Set problem.
Wherever "date" appears in a line, copy that line.

Data listing:
* Start *

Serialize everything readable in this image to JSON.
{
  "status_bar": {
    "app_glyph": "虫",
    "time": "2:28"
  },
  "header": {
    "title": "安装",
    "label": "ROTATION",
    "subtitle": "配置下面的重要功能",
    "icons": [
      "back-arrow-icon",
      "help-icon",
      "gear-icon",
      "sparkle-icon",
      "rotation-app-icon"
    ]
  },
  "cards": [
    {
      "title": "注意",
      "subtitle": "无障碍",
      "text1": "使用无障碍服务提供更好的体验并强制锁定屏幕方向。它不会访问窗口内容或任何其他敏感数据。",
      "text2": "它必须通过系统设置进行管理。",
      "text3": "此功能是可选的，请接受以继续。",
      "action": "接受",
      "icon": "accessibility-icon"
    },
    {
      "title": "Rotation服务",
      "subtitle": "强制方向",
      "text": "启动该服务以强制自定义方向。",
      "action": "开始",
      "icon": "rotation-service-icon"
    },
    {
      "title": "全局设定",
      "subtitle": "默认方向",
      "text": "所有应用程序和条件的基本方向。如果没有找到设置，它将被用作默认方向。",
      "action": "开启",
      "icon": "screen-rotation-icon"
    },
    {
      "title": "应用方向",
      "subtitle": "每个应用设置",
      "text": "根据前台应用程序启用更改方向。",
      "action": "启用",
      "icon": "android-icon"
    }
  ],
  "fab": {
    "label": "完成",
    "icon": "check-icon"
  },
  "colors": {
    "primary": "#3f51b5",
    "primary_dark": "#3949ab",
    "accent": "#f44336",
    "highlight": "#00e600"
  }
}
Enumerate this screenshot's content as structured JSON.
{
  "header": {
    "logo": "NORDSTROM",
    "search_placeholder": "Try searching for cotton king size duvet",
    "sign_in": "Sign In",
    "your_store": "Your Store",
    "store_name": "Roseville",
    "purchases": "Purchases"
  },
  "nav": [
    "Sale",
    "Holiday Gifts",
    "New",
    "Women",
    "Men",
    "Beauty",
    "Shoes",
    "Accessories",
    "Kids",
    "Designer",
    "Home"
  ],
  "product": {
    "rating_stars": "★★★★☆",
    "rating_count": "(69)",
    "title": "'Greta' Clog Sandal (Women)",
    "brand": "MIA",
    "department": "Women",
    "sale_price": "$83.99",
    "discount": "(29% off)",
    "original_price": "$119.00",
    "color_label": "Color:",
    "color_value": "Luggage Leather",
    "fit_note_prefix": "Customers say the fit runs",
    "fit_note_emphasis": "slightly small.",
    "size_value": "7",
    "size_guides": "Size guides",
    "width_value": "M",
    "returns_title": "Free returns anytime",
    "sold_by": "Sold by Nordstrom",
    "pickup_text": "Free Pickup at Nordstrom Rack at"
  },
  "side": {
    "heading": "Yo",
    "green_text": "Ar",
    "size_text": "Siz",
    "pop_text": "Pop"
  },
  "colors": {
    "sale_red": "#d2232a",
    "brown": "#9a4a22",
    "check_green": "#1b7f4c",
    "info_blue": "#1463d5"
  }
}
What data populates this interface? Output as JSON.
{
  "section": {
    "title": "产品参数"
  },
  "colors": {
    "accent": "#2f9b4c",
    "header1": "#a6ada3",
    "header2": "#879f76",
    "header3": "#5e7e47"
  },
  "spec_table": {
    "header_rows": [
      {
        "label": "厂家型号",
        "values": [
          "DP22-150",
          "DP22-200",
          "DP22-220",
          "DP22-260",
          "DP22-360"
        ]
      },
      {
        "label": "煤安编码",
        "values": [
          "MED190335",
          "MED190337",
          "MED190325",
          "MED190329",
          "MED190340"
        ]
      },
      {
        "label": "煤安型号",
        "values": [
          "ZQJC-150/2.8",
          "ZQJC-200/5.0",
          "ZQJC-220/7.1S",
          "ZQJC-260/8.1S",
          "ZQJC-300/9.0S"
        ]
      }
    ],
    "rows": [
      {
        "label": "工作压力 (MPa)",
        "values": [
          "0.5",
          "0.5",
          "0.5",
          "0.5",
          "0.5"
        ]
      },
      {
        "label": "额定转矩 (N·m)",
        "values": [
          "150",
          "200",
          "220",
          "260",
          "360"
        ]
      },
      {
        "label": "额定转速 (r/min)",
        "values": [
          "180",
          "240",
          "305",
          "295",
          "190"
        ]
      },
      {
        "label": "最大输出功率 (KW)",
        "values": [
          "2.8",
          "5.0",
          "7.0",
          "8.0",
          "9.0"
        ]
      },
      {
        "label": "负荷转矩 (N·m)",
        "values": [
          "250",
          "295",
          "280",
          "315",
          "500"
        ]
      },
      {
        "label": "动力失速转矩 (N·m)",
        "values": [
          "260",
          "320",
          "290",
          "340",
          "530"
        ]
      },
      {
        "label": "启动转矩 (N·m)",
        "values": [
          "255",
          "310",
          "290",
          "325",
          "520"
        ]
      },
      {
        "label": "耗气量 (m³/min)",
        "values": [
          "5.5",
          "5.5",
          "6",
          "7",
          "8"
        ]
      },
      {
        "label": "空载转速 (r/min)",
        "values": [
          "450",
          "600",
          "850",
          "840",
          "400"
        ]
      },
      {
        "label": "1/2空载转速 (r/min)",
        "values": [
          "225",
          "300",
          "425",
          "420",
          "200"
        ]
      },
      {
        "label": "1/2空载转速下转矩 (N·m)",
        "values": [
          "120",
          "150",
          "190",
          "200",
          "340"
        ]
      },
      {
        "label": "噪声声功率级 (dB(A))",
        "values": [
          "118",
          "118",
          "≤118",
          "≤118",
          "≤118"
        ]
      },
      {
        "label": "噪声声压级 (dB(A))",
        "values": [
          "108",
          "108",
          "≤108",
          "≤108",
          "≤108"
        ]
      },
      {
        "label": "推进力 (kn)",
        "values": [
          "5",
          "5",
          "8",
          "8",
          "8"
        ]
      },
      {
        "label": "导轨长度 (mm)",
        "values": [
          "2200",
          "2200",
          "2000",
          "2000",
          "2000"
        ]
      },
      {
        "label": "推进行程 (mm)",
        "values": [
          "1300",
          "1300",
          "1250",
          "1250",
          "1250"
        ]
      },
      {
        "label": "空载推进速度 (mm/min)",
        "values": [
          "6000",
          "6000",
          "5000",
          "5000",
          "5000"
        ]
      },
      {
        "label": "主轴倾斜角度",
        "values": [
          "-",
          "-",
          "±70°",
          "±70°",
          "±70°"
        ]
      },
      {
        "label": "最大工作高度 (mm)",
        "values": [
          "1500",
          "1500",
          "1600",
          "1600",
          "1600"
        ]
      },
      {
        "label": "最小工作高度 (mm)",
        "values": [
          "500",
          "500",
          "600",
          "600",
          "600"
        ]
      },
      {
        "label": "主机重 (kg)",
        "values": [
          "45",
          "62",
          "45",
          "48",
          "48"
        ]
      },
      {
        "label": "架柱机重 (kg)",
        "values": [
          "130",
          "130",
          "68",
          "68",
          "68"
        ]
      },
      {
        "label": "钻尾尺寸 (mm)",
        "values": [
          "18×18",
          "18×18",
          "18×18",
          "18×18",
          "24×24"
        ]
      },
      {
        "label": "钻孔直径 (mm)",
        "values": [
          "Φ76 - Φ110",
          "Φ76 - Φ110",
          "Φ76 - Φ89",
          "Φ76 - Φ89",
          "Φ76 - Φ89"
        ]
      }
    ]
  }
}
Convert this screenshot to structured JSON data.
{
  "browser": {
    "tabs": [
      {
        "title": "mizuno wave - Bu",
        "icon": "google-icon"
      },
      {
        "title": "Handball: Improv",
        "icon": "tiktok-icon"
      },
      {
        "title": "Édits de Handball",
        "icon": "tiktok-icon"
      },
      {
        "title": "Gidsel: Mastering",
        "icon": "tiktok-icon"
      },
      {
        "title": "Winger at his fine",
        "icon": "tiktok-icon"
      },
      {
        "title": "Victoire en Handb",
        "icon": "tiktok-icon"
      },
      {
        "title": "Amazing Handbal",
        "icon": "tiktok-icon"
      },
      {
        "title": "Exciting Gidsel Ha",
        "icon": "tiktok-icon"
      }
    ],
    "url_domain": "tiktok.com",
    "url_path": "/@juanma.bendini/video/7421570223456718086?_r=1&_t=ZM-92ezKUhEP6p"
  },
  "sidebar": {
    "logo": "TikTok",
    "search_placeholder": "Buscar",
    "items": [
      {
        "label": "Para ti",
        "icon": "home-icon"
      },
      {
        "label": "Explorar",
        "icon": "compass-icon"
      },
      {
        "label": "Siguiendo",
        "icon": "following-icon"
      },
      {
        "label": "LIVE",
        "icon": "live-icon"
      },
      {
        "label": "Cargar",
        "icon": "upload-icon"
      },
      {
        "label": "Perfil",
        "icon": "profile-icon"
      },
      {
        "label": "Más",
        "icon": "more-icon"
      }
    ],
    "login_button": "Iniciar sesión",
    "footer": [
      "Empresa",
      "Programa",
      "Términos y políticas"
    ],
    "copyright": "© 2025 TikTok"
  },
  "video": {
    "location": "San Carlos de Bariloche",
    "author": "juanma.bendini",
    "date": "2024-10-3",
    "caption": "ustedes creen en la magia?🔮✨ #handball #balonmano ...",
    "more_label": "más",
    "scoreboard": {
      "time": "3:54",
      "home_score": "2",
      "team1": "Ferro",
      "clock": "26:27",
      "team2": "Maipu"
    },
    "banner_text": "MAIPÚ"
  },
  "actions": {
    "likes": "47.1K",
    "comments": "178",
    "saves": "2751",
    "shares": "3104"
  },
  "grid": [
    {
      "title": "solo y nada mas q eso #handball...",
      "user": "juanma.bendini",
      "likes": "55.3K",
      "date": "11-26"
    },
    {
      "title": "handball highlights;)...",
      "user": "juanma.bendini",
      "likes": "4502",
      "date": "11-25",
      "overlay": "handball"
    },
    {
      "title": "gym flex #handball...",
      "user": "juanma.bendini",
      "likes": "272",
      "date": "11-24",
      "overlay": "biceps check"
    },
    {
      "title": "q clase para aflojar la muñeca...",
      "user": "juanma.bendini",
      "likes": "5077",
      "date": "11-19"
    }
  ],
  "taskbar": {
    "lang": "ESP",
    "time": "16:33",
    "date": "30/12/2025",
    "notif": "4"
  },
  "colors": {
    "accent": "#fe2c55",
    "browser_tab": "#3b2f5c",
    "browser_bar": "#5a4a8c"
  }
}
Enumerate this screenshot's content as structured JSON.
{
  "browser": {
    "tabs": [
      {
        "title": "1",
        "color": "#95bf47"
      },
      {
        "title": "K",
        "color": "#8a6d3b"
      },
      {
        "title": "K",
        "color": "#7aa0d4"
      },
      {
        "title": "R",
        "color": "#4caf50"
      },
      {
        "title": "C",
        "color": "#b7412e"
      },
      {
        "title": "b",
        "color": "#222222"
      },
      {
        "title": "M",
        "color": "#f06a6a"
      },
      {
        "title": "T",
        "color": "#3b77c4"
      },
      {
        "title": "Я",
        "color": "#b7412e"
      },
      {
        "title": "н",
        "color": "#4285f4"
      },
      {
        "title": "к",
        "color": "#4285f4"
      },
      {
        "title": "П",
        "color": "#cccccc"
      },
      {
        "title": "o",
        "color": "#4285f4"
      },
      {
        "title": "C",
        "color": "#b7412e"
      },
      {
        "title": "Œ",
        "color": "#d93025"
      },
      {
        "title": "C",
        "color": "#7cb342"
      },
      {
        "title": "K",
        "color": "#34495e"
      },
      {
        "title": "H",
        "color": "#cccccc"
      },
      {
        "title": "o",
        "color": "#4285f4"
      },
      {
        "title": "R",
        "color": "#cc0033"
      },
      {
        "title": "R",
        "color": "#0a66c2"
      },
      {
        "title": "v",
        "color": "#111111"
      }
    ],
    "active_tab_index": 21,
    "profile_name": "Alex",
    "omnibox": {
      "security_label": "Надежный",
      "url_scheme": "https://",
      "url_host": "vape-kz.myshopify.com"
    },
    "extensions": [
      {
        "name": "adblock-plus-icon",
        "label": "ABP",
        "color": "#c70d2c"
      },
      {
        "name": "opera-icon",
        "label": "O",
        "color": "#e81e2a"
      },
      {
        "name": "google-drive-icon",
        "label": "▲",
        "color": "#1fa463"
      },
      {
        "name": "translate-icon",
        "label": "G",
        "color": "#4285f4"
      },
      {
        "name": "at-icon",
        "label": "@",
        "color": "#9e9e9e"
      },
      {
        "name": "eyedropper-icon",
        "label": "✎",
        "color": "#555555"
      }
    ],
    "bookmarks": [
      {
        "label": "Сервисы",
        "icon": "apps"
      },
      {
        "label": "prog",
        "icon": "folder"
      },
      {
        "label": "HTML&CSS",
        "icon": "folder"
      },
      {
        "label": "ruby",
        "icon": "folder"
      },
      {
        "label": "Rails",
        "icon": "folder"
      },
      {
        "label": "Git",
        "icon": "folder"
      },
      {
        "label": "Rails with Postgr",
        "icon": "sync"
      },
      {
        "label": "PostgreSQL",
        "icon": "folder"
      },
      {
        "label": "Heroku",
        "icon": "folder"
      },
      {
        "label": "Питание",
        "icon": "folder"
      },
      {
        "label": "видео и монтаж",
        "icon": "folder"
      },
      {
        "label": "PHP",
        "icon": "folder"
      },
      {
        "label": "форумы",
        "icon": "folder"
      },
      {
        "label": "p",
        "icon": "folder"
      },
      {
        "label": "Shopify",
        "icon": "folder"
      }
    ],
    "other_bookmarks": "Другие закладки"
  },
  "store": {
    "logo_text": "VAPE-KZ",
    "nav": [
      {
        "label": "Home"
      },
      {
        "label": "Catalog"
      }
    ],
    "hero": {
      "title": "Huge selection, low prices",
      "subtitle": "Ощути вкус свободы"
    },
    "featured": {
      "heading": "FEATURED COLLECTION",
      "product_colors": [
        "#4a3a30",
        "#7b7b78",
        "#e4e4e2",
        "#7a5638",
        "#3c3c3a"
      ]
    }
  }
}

* End *

Result of the task.
    "date": "2024-10-3",
      "date": "11-26"
      "date": "11-25",
      "date": "11-24",
      "date": "11-19"
    "date": "30/12/2025",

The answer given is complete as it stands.